# TASK DIRECTIONS:
Give only one thing: the number of lines that include the word "structured".

# RECORDS FOR THE TASK:
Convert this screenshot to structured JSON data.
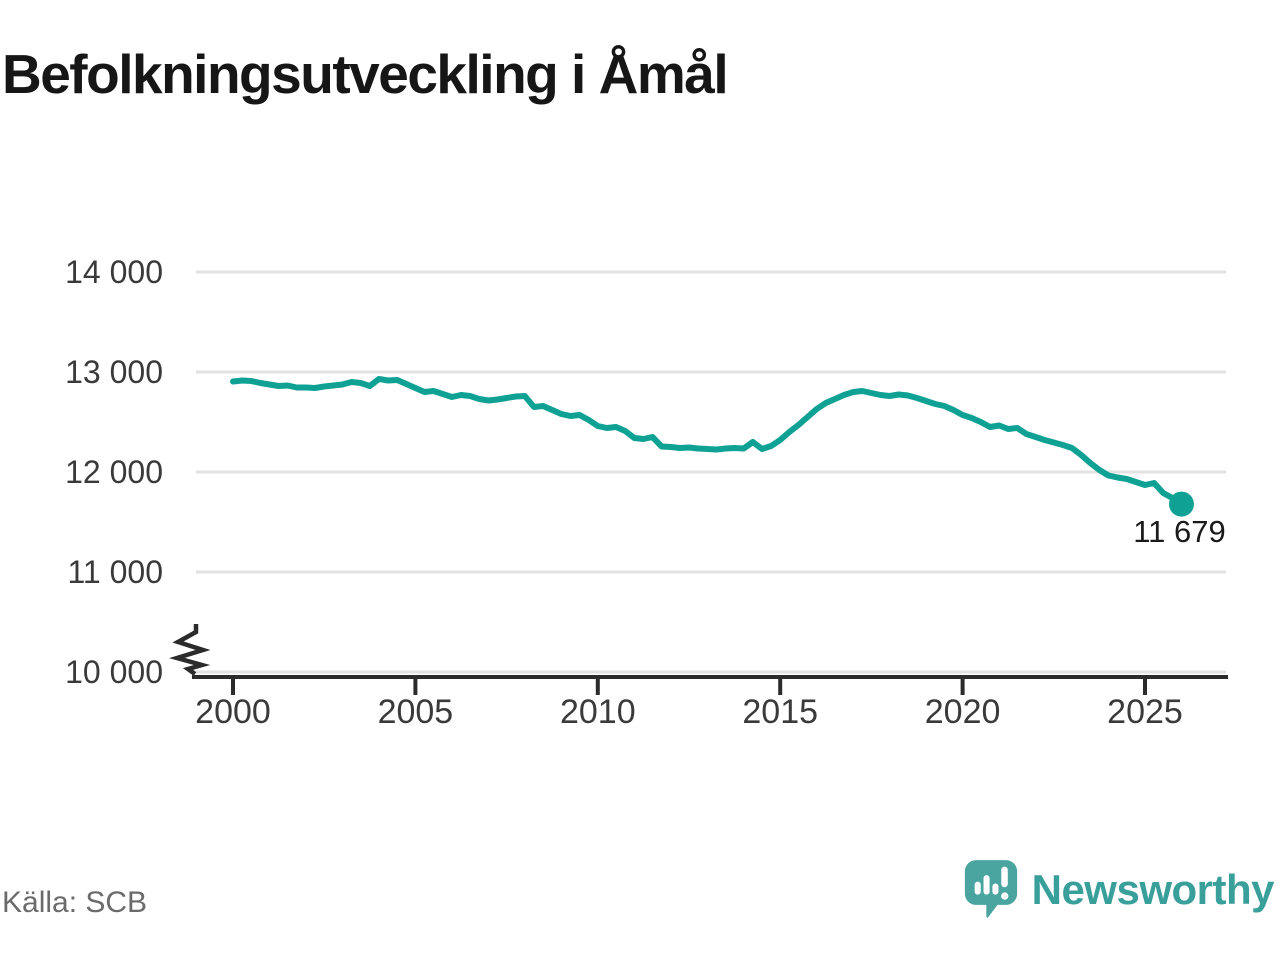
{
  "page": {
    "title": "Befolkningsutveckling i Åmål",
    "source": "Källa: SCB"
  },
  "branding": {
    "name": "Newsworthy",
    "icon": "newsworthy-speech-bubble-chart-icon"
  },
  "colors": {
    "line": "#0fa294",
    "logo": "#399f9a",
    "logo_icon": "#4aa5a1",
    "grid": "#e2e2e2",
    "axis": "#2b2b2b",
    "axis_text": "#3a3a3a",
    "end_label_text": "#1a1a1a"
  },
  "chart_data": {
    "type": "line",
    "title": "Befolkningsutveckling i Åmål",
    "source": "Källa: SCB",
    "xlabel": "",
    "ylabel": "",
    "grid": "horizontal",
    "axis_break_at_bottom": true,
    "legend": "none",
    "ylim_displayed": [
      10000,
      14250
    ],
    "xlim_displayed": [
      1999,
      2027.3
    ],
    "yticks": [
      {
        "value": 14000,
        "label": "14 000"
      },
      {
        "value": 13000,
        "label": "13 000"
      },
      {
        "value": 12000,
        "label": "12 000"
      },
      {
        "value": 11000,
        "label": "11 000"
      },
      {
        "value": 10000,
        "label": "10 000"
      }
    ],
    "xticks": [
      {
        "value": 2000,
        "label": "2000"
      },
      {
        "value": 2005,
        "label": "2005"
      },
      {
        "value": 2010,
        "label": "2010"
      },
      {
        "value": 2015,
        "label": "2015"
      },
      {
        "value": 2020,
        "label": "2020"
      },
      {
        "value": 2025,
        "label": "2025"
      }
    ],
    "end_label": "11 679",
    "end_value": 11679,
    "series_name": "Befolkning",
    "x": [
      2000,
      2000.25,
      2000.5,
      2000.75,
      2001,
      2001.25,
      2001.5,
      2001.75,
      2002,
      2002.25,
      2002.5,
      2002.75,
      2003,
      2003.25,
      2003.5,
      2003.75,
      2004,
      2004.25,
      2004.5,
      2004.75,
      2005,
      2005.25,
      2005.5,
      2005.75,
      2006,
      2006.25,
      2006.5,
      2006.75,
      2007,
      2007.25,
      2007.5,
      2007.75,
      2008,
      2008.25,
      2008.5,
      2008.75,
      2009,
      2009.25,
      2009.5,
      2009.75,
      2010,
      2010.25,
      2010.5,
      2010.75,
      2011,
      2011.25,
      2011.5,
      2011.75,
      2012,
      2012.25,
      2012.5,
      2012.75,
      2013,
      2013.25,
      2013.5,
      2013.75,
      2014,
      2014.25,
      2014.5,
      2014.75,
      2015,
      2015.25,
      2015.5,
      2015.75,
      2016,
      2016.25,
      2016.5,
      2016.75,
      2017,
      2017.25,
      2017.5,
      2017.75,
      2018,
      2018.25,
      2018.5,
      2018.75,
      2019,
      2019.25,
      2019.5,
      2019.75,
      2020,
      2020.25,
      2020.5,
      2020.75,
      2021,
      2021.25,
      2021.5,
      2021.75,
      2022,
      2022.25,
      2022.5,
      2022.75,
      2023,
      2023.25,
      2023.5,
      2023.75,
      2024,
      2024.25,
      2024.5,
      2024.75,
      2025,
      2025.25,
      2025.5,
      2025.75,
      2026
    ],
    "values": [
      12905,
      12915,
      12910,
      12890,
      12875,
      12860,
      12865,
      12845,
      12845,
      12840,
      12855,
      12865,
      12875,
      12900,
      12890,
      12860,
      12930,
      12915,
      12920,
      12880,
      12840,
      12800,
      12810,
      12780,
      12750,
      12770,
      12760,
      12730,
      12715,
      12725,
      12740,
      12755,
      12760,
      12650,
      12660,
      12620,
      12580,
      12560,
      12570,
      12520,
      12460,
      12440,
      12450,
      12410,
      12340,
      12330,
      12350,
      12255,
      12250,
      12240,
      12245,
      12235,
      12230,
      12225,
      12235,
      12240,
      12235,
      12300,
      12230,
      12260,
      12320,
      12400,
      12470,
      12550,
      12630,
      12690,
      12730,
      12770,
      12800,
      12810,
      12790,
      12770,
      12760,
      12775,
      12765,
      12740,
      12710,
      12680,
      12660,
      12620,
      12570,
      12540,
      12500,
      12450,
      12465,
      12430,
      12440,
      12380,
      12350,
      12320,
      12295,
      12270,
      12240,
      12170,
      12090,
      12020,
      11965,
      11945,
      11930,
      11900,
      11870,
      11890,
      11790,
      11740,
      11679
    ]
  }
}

---

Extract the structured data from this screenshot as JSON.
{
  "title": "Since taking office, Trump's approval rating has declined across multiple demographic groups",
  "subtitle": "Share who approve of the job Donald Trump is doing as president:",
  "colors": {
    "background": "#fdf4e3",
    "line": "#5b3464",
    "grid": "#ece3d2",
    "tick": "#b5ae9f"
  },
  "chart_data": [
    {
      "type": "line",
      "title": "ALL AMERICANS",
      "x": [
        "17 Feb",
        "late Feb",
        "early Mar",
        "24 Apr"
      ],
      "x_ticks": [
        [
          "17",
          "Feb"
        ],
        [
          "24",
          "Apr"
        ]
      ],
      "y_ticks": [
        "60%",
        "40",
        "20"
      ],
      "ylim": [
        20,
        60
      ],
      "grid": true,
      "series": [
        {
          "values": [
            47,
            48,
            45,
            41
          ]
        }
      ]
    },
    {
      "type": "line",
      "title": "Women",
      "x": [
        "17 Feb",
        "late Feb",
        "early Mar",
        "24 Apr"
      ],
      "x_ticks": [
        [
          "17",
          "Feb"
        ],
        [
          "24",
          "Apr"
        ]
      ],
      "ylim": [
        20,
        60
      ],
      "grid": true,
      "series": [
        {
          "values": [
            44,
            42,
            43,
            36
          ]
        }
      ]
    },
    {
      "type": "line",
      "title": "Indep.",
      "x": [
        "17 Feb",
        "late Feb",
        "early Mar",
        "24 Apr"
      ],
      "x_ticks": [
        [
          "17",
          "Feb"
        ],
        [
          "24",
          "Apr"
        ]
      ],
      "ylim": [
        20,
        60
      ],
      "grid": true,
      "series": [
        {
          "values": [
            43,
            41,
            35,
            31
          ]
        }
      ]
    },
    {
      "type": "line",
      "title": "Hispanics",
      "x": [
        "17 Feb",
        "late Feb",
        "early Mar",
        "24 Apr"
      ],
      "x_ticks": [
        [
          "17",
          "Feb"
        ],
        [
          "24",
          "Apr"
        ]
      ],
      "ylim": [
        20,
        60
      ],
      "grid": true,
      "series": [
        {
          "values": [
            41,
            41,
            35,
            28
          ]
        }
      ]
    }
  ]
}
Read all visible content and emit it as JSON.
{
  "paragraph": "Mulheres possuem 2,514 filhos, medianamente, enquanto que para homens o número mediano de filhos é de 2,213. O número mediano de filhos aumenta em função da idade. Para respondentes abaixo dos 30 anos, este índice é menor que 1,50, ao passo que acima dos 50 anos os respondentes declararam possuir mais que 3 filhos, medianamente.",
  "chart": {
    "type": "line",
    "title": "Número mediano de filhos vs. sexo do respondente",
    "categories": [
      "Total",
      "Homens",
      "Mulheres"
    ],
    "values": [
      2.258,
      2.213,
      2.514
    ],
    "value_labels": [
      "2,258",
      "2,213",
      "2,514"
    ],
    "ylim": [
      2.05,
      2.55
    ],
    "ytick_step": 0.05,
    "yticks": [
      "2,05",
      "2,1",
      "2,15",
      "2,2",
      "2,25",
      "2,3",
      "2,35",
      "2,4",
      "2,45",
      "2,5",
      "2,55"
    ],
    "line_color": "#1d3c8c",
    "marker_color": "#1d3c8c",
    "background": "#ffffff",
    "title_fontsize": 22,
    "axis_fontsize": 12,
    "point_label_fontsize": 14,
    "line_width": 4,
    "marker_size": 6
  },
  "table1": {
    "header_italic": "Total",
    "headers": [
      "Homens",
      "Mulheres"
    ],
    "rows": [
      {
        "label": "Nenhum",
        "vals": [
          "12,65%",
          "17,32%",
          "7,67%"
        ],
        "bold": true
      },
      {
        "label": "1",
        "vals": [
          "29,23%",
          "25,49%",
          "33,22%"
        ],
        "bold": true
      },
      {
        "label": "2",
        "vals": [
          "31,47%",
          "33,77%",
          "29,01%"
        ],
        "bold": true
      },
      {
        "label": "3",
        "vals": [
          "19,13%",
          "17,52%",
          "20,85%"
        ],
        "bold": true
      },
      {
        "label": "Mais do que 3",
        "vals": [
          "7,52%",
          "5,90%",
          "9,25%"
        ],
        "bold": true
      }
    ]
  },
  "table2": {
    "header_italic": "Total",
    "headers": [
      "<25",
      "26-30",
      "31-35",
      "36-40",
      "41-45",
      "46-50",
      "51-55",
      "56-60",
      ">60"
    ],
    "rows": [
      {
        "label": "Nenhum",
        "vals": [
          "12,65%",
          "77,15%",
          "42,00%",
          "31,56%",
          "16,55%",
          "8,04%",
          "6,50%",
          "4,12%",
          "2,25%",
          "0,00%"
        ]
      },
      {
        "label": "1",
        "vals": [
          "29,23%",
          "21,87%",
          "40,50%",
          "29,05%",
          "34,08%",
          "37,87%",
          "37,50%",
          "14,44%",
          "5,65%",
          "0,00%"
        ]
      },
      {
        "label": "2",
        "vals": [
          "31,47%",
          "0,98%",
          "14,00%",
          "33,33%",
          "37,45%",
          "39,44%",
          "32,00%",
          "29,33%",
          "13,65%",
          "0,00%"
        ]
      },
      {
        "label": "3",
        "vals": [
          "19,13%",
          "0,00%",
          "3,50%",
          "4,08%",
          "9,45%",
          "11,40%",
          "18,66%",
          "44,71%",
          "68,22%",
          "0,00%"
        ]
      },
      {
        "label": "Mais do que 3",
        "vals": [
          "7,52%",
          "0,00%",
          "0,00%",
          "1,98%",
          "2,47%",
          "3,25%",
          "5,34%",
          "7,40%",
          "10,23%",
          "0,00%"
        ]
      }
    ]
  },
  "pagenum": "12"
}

# REPLY:
2